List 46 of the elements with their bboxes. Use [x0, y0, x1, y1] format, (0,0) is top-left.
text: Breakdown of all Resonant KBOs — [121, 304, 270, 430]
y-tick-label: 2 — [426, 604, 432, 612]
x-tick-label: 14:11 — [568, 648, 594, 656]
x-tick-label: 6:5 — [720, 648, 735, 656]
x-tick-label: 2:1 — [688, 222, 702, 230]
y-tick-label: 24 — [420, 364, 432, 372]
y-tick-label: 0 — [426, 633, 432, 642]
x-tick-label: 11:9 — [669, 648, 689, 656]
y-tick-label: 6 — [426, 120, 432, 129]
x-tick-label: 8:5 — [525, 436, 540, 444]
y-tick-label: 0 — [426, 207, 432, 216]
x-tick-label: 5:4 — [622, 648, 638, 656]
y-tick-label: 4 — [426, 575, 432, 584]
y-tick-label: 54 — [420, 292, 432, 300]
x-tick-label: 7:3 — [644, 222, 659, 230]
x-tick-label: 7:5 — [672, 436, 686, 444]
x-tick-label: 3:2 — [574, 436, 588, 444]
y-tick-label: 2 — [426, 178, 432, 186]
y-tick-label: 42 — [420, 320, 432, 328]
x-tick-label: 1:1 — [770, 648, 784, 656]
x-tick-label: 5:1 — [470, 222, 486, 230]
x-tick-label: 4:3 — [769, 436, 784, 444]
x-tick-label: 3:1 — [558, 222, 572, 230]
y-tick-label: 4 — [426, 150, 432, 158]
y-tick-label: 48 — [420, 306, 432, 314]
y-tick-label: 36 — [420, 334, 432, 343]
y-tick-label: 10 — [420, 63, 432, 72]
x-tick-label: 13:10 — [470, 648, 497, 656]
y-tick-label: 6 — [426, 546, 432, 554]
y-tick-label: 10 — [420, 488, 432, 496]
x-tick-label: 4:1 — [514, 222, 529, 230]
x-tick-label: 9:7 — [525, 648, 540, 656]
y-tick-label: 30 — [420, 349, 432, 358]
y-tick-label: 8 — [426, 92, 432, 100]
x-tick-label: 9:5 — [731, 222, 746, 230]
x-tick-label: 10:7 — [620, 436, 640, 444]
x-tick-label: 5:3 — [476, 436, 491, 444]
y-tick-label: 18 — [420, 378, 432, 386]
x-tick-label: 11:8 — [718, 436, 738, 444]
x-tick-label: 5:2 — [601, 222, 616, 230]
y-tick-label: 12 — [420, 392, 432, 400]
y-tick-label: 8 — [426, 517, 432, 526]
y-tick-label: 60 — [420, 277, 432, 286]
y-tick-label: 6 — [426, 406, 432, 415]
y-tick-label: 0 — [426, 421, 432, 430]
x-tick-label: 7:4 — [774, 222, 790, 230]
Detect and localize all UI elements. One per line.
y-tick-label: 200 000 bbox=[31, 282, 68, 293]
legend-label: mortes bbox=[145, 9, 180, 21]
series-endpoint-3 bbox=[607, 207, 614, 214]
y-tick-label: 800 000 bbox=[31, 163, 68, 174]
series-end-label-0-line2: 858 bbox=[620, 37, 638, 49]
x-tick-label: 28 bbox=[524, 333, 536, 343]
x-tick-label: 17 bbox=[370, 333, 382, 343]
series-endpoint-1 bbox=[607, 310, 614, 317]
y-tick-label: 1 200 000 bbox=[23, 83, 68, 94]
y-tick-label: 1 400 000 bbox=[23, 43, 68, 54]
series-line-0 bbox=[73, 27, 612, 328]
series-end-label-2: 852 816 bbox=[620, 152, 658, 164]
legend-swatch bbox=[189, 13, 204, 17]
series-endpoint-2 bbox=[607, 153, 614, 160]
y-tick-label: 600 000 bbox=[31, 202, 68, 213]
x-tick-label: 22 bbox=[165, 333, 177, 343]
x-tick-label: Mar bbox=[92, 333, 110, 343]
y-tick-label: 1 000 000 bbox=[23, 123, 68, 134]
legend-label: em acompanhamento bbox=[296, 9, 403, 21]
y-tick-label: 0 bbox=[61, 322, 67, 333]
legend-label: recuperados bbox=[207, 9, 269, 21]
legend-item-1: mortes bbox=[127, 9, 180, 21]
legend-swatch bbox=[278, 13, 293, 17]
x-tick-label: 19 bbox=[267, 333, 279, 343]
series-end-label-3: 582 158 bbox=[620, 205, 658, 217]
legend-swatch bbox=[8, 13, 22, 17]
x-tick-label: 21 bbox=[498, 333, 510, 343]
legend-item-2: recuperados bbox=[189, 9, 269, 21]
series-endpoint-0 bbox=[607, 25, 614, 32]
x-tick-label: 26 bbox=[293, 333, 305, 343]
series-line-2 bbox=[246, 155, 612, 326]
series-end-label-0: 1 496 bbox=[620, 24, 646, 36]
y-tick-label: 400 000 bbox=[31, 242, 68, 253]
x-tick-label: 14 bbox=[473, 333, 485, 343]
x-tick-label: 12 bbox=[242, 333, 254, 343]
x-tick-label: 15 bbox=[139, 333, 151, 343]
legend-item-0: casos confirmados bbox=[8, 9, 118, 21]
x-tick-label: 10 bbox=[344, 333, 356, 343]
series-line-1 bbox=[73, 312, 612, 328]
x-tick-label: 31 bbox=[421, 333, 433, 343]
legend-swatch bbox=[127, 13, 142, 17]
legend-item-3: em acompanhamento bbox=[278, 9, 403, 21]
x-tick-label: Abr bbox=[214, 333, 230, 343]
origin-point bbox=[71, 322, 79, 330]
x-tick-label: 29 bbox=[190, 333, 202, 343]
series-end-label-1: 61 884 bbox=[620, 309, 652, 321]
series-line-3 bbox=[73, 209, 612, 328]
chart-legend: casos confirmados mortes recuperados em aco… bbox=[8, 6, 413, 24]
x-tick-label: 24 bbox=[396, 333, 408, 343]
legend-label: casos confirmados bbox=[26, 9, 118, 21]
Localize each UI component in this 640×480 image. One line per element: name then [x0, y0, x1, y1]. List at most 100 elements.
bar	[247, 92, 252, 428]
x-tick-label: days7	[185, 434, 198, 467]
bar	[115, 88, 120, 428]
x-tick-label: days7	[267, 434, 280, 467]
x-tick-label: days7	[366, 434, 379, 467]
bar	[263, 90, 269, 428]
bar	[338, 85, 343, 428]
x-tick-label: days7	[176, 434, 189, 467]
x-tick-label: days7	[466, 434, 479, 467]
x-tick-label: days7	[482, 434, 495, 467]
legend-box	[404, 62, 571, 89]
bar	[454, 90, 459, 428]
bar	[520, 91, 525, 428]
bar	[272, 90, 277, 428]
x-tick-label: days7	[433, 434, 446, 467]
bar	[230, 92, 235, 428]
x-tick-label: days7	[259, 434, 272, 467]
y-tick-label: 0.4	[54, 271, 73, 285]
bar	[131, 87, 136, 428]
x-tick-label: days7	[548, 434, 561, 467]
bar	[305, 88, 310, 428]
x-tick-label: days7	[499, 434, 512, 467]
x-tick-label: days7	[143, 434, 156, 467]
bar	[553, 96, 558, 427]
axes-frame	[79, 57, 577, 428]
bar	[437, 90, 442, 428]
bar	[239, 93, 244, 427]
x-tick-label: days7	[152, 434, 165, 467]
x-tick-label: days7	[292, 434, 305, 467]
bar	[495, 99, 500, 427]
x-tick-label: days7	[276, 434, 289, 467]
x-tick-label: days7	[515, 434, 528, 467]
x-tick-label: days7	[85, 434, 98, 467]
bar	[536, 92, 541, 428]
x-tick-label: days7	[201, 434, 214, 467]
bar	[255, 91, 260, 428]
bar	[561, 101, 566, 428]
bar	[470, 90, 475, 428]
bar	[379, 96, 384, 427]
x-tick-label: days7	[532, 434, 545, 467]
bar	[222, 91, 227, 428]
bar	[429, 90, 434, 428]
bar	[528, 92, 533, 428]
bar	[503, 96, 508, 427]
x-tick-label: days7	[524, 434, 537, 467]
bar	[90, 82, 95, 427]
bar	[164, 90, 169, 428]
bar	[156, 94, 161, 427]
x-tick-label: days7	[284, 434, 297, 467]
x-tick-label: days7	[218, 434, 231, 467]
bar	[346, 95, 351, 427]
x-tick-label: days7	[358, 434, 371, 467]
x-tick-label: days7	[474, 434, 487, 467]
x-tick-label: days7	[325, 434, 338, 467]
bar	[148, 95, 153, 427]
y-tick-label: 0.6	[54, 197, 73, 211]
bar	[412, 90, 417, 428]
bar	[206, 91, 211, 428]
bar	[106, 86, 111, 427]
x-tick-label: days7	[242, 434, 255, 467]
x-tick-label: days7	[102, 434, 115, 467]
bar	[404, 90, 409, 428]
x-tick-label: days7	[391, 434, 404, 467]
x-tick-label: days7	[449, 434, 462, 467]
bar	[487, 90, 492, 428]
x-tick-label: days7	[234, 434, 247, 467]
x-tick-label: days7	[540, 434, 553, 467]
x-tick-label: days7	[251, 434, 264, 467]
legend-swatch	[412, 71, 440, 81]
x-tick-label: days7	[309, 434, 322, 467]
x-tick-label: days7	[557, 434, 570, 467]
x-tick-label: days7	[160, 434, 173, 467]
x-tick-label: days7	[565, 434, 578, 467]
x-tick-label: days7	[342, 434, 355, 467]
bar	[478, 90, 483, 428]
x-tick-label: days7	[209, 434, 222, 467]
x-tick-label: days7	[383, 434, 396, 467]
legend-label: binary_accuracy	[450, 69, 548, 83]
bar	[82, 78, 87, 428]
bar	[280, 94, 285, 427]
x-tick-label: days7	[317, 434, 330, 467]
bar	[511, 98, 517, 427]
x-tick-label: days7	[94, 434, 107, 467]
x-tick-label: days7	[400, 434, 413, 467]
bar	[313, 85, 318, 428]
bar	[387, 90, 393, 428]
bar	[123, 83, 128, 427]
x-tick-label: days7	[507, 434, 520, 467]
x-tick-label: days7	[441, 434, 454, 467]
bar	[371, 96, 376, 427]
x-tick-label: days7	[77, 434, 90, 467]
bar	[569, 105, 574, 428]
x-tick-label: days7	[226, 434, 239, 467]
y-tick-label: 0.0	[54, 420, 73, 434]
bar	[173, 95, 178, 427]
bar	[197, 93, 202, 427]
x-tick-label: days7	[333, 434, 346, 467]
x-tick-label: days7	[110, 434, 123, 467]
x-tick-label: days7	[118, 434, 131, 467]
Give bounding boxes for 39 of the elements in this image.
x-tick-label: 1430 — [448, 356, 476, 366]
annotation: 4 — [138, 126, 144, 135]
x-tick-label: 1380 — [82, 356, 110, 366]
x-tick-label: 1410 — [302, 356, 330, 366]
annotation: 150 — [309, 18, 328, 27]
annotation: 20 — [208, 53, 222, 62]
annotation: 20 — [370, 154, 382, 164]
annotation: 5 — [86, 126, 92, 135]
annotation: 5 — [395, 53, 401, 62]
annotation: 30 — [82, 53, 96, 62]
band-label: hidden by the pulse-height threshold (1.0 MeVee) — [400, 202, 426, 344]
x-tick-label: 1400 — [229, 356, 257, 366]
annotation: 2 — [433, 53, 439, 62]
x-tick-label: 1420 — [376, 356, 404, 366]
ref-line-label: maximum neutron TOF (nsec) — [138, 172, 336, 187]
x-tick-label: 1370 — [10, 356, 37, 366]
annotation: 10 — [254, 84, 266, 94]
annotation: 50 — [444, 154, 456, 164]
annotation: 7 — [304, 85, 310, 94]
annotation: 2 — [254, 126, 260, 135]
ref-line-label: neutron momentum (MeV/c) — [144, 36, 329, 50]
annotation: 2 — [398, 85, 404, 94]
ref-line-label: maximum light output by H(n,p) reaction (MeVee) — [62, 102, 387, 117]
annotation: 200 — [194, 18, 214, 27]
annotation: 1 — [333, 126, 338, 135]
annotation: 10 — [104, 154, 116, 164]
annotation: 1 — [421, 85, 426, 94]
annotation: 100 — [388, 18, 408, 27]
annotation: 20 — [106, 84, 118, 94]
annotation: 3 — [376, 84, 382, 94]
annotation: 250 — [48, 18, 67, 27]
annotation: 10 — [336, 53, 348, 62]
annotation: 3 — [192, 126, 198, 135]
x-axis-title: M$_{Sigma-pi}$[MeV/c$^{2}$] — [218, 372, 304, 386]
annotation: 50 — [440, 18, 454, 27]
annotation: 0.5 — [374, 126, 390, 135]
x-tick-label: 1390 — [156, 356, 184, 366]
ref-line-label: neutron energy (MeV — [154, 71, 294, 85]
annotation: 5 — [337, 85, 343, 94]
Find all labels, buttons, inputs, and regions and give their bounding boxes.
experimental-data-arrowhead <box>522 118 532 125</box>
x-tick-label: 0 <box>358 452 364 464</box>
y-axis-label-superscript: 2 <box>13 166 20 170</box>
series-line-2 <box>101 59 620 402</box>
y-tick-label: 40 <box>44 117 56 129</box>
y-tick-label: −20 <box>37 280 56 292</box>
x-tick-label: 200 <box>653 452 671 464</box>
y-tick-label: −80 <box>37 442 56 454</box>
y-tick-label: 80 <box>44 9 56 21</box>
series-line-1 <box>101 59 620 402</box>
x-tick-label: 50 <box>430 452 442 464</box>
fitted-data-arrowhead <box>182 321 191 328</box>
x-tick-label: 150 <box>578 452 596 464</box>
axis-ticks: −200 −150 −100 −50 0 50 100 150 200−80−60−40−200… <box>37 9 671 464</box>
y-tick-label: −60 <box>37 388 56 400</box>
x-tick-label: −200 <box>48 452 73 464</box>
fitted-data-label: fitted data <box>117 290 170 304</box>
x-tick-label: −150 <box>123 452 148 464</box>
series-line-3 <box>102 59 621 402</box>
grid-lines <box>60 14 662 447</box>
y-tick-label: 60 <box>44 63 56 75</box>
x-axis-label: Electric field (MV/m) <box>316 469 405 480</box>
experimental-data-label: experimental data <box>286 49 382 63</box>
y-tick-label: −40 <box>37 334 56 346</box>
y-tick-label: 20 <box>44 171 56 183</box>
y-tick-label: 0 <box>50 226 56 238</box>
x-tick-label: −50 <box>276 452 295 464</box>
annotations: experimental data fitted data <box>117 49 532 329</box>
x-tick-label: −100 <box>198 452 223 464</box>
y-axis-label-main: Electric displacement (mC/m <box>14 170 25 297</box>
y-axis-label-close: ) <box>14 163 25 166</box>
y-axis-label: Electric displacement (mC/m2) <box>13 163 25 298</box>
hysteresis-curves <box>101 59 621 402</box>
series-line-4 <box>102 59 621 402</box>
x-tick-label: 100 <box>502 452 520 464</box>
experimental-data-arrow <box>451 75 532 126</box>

# Set exercise:
Reproduce the entries word for word, beginning with the first line and stopping after the line that contains "y-tick-label: 54 — [420, 292, 432, 300]".

# Complete answer:
List 46 of the elements with their bboxes. Use [x0, y0, x1, y1] format, (0,0) is top-left.
text: Breakdown of all Resonant KBOs — [121, 304, 270, 430]
y-tick-label: 2 — [426, 604, 432, 612]
x-tick-label: 14:11 — [568, 648, 594, 656]
x-tick-label: 6:5 — [720, 648, 735, 656]
x-tick-label: 2:1 — [688, 222, 702, 230]
y-tick-label: 24 — [420, 364, 432, 372]
y-tick-label: 0 — [426, 633, 432, 642]
x-tick-label: 11:9 — [669, 648, 689, 656]
y-tick-label: 6 — [426, 120, 432, 129]
x-tick-label: 8:5 — [525, 436, 540, 444]
y-tick-label: 0 — [426, 207, 432, 216]
x-tick-label: 5:4 — [622, 648, 638, 656]
y-tick-label: 4 — [426, 575, 432, 584]
y-tick-label: 54 — [420, 292, 432, 300]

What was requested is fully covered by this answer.